Exercise description >> Beginning with the line that holds "Decode this image" and ending with the last line below, repeat each line exactly, leaving any pictures out.

+ + + + +

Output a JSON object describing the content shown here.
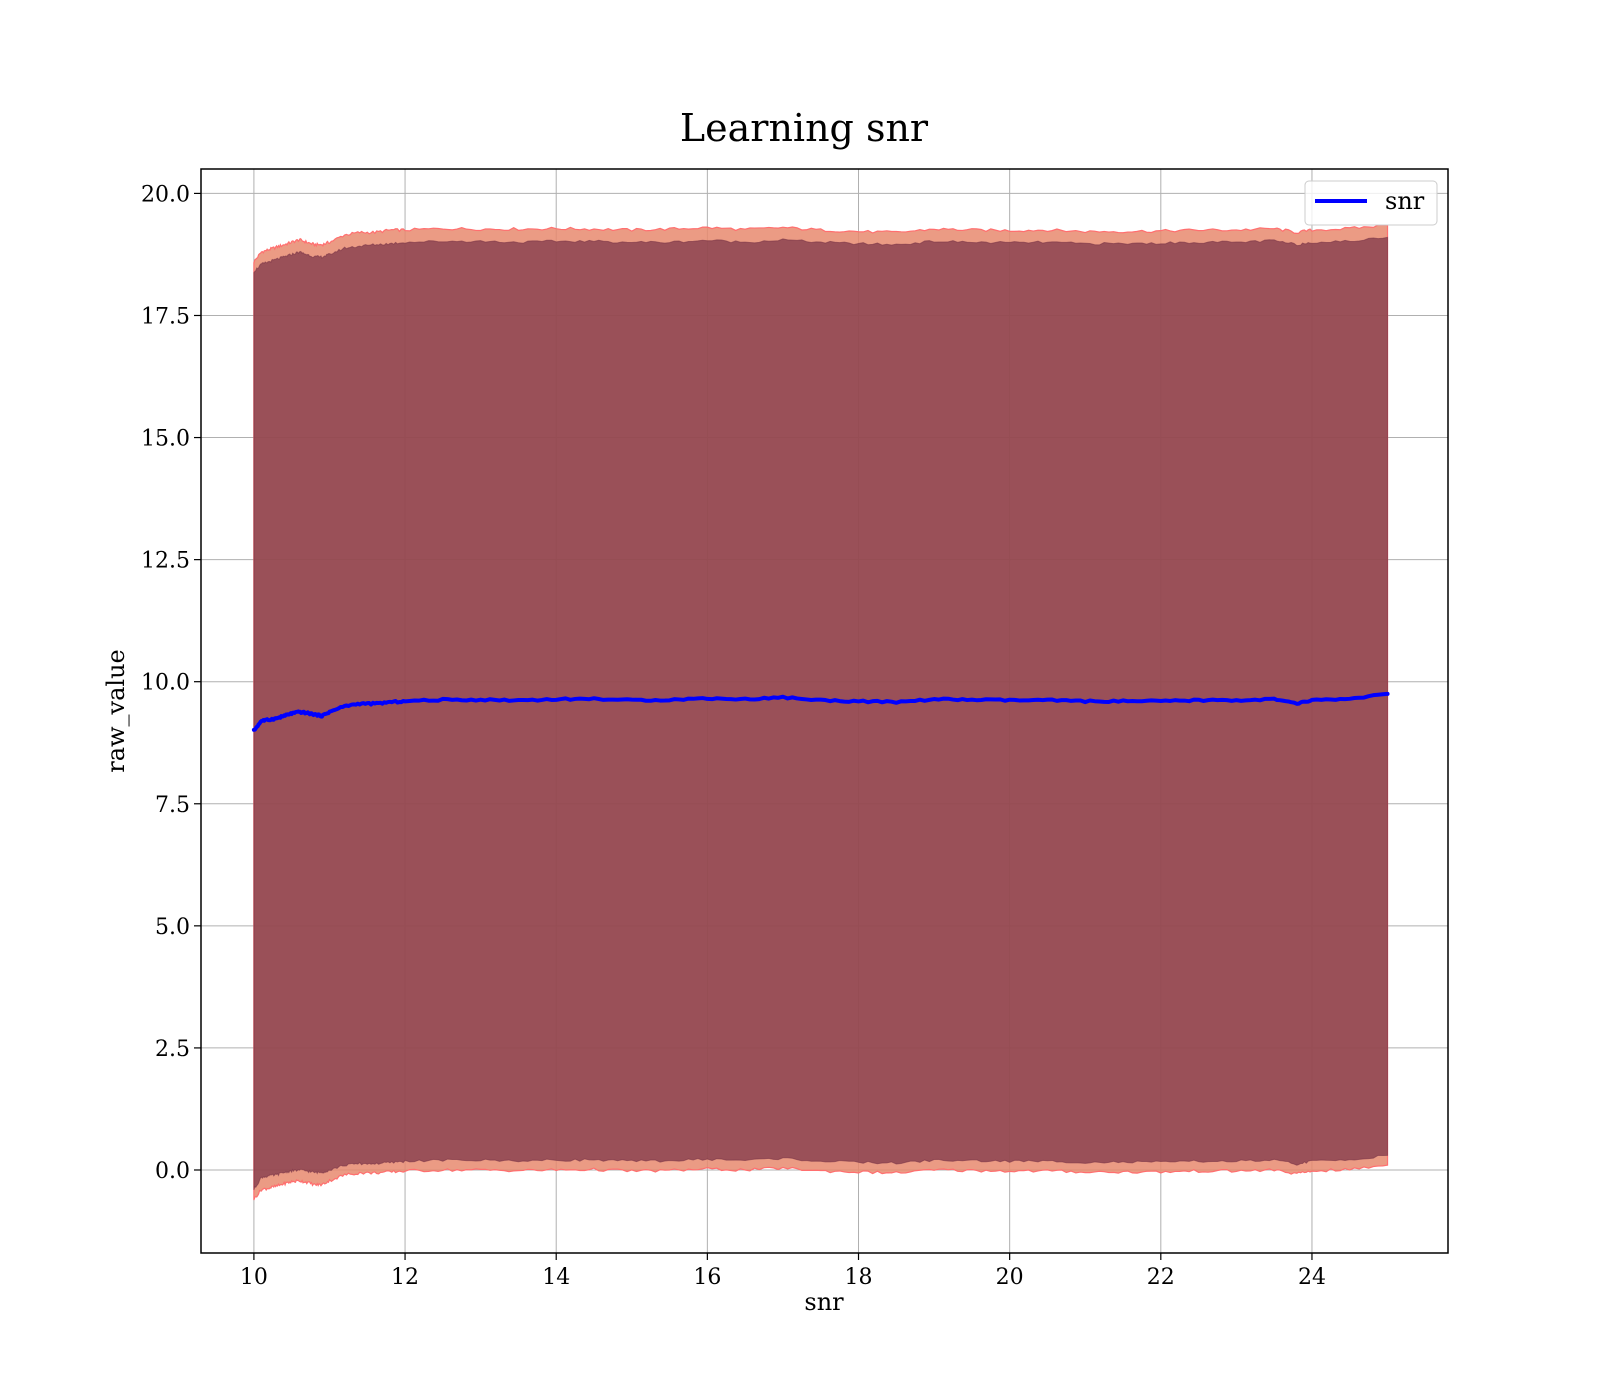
{
  "chart_data": {
    "type": "line",
    "title": "Learning snr",
    "xlabel": "snr",
    "ylabel": "raw_value",
    "xlim": [
      9.3,
      25.8
    ],
    "ylim": [
      -1.7,
      20.5
    ],
    "xticks": [
      10,
      12,
      14,
      16,
      18,
      20,
      22,
      24
    ],
    "xtick_labels": [
      "10",
      "12",
      "14",
      "16",
      "18",
      "20",
      "22",
      "24"
    ],
    "yticks": [
      0,
      2.5,
      5,
      7.5,
      10,
      12.5,
      15,
      17.5,
      20
    ],
    "ytick_labels": [
      "0.0",
      "2.5",
      "5.0",
      "7.5",
      "10.0",
      "12.5",
      "15.0",
      "17.5",
      "20.0"
    ],
    "grid": true,
    "legend_position": "top-right",
    "colors": {
      "line": "#0000ff",
      "band_outer": "#e88a6f",
      "band_outer_edge": "#ff6f6f",
      "band_inner": "#7a3346",
      "grid": "#b0b0b0"
    },
    "series": [
      {
        "name": "snr",
        "x": [
          10,
          10.1,
          10.2,
          10.3,
          10.4,
          10.5,
          10.6,
          10.7,
          10.8,
          10.9,
          11,
          11.2,
          11.4,
          11.6,
          11.8,
          12,
          12.5,
          13,
          13.5,
          14,
          14.5,
          15,
          15.5,
          16,
          16.5,
          17,
          17.5,
          18,
          18.5,
          19,
          19.5,
          20,
          20.5,
          21,
          21.5,
          22,
          22.5,
          23,
          23.5,
          23.8,
          24,
          24.5,
          25
        ],
        "values": [
          9.0,
          9.2,
          9.22,
          9.25,
          9.3,
          9.35,
          9.38,
          9.36,
          9.33,
          9.3,
          9.38,
          9.5,
          9.55,
          9.55,
          9.58,
          9.6,
          9.63,
          9.63,
          9.62,
          9.64,
          9.65,
          9.62,
          9.63,
          9.66,
          9.64,
          9.68,
          9.62,
          9.6,
          9.58,
          9.64,
          9.63,
          9.62,
          9.62,
          9.6,
          9.6,
          9.6,
          9.62,
          9.62,
          9.64,
          9.55,
          9.62,
          9.65,
          9.75
        ],
        "band_outer_upper": [
          18.6,
          18.8,
          18.85,
          18.9,
          18.95,
          19.0,
          19.05,
          19.0,
          18.95,
          18.95,
          19.0,
          19.15,
          19.2,
          19.2,
          19.25,
          19.25,
          19.28,
          19.27,
          19.27,
          19.28,
          19.27,
          19.25,
          19.27,
          19.3,
          19.26,
          19.3,
          19.25,
          19.22,
          19.2,
          19.27,
          19.25,
          19.24,
          19.25,
          19.22,
          19.22,
          19.23,
          19.25,
          19.25,
          19.28,
          19.2,
          19.25,
          19.28,
          19.35
        ],
        "band_inner_upper": [
          18.4,
          18.55,
          18.6,
          18.65,
          18.7,
          18.75,
          18.8,
          18.75,
          18.7,
          18.7,
          18.75,
          18.88,
          18.92,
          18.95,
          18.97,
          19.0,
          19.02,
          19.02,
          19.0,
          19.02,
          19.02,
          19.0,
          19.0,
          19.04,
          19.0,
          19.05,
          19.0,
          18.97,
          18.95,
          19.02,
          19.0,
          18.99,
          19.0,
          18.97,
          18.97,
          18.98,
          19.0,
          19.0,
          19.03,
          18.95,
          19.0,
          19.02,
          19.1
        ],
        "band_inner_lower": [
          -0.4,
          -0.15,
          -0.12,
          -0.1,
          -0.05,
          -0.02,
          0.0,
          -0.02,
          -0.05,
          -0.05,
          0.0,
          0.1,
          0.13,
          0.13,
          0.15,
          0.18,
          0.2,
          0.2,
          0.19,
          0.2,
          0.21,
          0.18,
          0.19,
          0.22,
          0.2,
          0.24,
          0.18,
          0.16,
          0.14,
          0.2,
          0.19,
          0.18,
          0.18,
          0.16,
          0.16,
          0.16,
          0.18,
          0.18,
          0.2,
          0.12,
          0.18,
          0.21,
          0.3
        ],
        "band_outer_lower": [
          -0.6,
          -0.4,
          -0.37,
          -0.33,
          -0.28,
          -0.24,
          -0.22,
          -0.25,
          -0.3,
          -0.3,
          -0.22,
          -0.1,
          -0.06,
          -0.06,
          -0.04,
          -0.02,
          0.0,
          0.0,
          -0.01,
          0.0,
          0.01,
          -0.02,
          -0.01,
          0.02,
          0.0,
          0.04,
          -0.02,
          -0.04,
          -0.06,
          0.0,
          -0.01,
          -0.02,
          -0.02,
          -0.04,
          -0.04,
          -0.04,
          -0.02,
          -0.02,
          0.0,
          -0.08,
          -0.02,
          0.01,
          0.1
        ]
      }
    ]
  }
}
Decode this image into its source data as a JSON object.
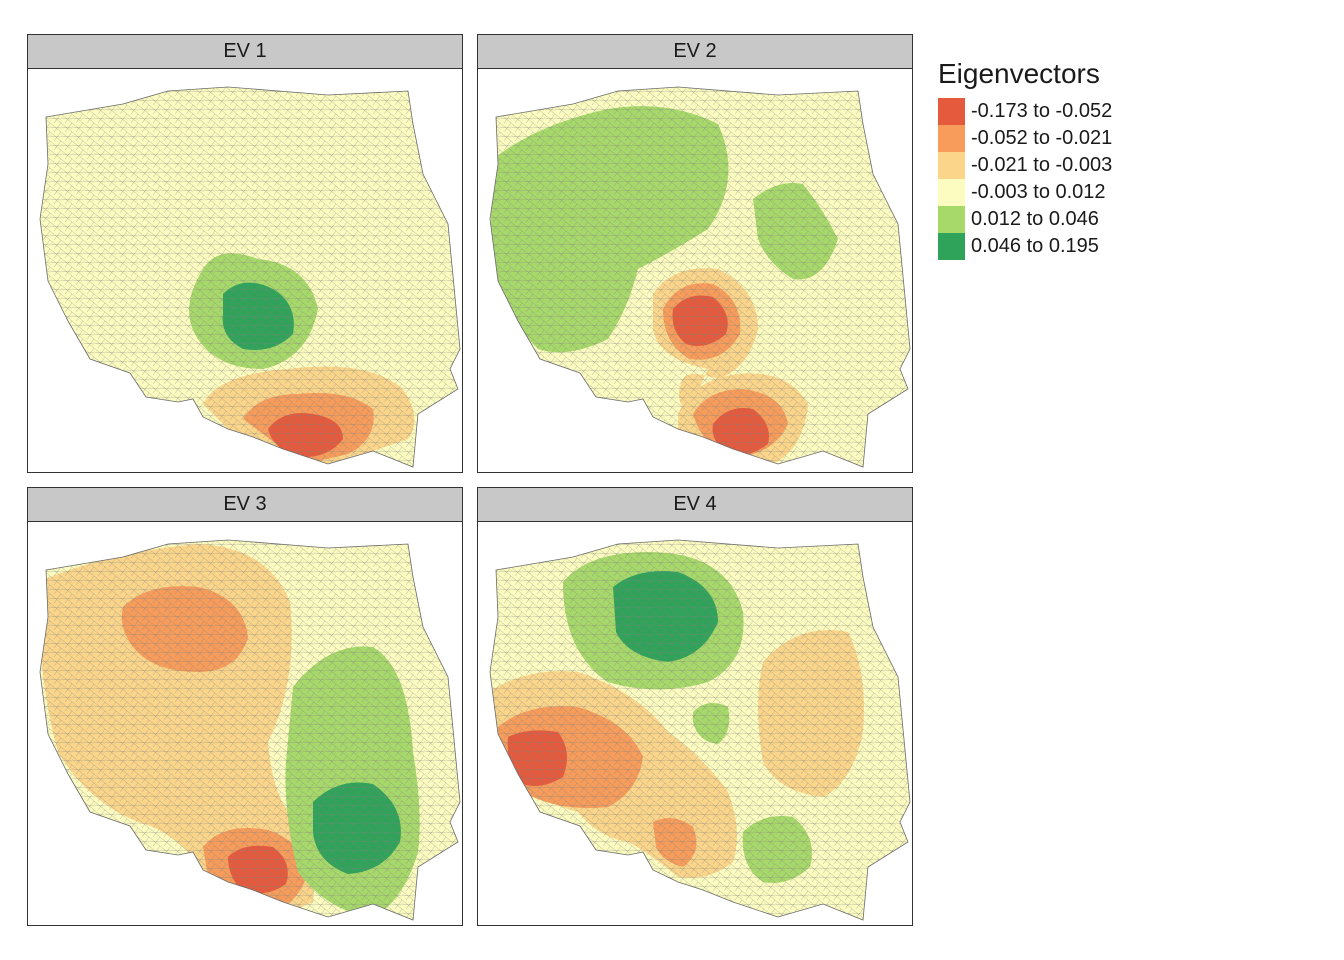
{
  "legend": {
    "title": "Eigenvectors",
    "classes": [
      {
        "label": "-0.173 to -0.052",
        "color": "#e55a3c"
      },
      {
        "label": "-0.052 to -0.021",
        "color": "#f79c5a"
      },
      {
        "label": "-0.021 to -0.003",
        "color": "#fbd68a"
      },
      {
        "label": "-0.003 to 0.012",
        "color": "#fcfcc0"
      },
      {
        "label": "0.012 to 0.046",
        "color": "#a7d86a"
      },
      {
        "label": "0.046 to 0.195",
        "color": "#2fa359"
      }
    ]
  },
  "panels": [
    {
      "title": "EV 1"
    },
    {
      "title": "EV 2"
    },
    {
      "title": "EV 3"
    },
    {
      "title": "EV 4"
    }
  ]
}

+ + + + +

Written answer >>
Decode this image into its source data as a JSON object.
{
  "legend": {
    "title": "Eigenvectors",
    "classes": [
      {
        "label": "-0.173 to -0.052",
        "color": "#e55a3c"
      },
      {
        "label": "-0.052 to -0.021",
        "color": "#f79c5a"
      },
      {
        "label": "-0.021 to -0.003",
        "color": "#fbd68a"
      },
      {
        "label": "-0.003 to 0.012",
        "color": "#fcfcc0"
      },
      {
        "label": "0.012 to 0.046",
        "color": "#a7d86a"
      },
      {
        "label": "0.046 to 0.195",
        "color": "#2fa359"
      }
    ]
  },
  "panels": [
    {
      "title": "EV 1"
    },
    {
      "title": "EV 2"
    },
    {
      "title": "EV 3"
    },
    {
      "title": "EV 4"
    }
  ]
}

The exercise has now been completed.